GOAL OF THE EXERCISE ▸ Each entry should be quoted word for word, including every mark of punctuation.

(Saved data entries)
────────

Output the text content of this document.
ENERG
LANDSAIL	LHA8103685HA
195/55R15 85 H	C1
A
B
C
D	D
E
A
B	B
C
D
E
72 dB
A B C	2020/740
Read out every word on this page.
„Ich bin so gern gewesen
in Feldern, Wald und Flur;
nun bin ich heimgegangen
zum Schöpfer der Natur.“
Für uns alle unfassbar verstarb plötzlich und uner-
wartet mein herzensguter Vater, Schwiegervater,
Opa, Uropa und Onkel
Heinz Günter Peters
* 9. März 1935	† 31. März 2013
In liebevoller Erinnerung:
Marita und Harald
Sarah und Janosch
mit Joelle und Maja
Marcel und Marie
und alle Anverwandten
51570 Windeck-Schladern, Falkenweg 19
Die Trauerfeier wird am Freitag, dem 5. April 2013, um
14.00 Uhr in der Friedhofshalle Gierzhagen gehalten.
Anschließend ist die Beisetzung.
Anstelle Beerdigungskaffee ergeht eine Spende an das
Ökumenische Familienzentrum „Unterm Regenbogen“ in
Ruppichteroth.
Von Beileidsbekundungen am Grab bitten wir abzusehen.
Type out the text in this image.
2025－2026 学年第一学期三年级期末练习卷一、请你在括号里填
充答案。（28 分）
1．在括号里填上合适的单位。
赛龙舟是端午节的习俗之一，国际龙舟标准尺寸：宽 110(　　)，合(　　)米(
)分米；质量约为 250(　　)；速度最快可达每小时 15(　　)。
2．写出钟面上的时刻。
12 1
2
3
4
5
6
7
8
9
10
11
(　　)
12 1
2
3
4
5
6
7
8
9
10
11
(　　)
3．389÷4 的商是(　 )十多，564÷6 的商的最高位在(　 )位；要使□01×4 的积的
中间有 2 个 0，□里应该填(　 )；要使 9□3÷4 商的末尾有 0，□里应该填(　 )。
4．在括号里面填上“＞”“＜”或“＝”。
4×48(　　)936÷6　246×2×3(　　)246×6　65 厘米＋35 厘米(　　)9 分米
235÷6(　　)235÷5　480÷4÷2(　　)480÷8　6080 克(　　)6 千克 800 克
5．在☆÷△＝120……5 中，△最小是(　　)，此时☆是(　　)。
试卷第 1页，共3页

────────

SOLVED EXERCISE ▸
Output the text content of this document.
ENERG
LANDSAIL	LHA8103685HA
195/55R15 85 H	C1
A
B
C
D	D
E
A
B	B
C
D
E
72 dB
A B C	2020/740
Read out every word on this page.
„Ich bin so gern gewesen
in Feldern, Wald und Flur;
nun bin ich heimgegangen
zum Schöpfer der Natur.“
Für uns alle unfassbar verstarb plötzlich und uner-
wartet mein herzensguter Vater, Schwiegervater,
Opa, Uropa und Onkel
Heinz Günter Peters
* 9. März 1935	† 31. März 2013
In liebevoller Erinnerung:
Marita und Harald
Sarah und Janosch
mit Joelle und Maja
Marcel und Marie
und alle Anverwandten
51570 Windeck-Schladern, Falkenweg 19
Die Trauerfeier wird am Freitag, dem 5. April 2013, um
14.00 Uhr in der Friedhofshalle Gierzhagen gehalten.
Anschließend ist die Beisetzung.
Anstelle Beerdigungskaffee ergeht eine Spende an das
Ökumenische Familienzentrum „Unterm Regenbogen“ in
Ruppichteroth.
Von Beileidsbekundungen am Grab bitten wir abzusehen.
Type out the text in this image.
2025－2026 学年第一学期三年级期末练习卷一、请你在括号里填
充答案。（28 分）
1．在括号里填上合适的单位。
赛龙舟是端午节的习俗之一，国际龙舟标准尺寸：宽 110(　　)，合(　　)米(
)分米；质量约为 250(　　)；速度最快可达每小时 15(　　)。
2．写出钟面上的时刻。
12 1
2
3
4
5
6
7
8
9
10
11
(　　)
12 1
2
3
4
5
6
7
8
9
10
11
(　　)
3．389÷4 的商是(　 )十多，564÷6 的商的最高位在(　 )位；要使□01×4 的积的
中间有 2 个 0，□里应该填(　 )；要使 9□3÷4 商的末尾有 0，□里应该填(　 )。
4．在括号里面填上“＞”“＜”或“＝”。
4×48(　　)936÷6　246×2×3(　　)246×6　65 厘米＋35 厘米(　　)9 分米
235÷6(　　)235÷5　480÷4÷2(　　)480÷8　6080 克(　　)6 千克 800 克
5．在☆÷△＝120……5 中，△最小是(　　)，此时☆是(　　)。
试卷第 1页，共3页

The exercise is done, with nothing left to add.